# EXERCISE BRIEF
From the entries below, copy every line that holds the word "samband".
>> BEGIN
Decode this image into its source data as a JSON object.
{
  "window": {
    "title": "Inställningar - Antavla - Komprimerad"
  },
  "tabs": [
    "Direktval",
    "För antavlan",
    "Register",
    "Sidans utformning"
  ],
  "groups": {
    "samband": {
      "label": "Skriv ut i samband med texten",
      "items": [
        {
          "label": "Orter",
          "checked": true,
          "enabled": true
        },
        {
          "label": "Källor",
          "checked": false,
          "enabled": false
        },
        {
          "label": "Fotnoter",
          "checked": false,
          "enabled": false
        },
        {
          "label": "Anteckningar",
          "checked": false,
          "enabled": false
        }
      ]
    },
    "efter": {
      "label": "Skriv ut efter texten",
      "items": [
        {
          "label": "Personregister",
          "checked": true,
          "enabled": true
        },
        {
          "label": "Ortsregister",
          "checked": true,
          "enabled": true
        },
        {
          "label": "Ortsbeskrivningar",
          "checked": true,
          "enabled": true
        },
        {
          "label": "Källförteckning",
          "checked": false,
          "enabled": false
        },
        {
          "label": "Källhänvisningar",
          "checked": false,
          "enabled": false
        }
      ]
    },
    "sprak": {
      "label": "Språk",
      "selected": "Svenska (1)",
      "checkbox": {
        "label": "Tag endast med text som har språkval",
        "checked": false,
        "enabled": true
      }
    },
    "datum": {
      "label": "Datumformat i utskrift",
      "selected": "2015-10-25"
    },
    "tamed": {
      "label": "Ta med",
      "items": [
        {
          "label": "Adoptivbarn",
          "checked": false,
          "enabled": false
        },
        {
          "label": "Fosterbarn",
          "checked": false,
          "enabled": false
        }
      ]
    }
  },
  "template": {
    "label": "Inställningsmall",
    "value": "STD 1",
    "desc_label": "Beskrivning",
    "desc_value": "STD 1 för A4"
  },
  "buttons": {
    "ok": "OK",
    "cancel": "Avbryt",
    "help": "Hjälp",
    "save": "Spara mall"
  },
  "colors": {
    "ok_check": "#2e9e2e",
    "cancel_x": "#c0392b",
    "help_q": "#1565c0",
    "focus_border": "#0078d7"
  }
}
>> END
# THE RESULT
    "samband": {
      "label": "Skriv ut i samband med texten",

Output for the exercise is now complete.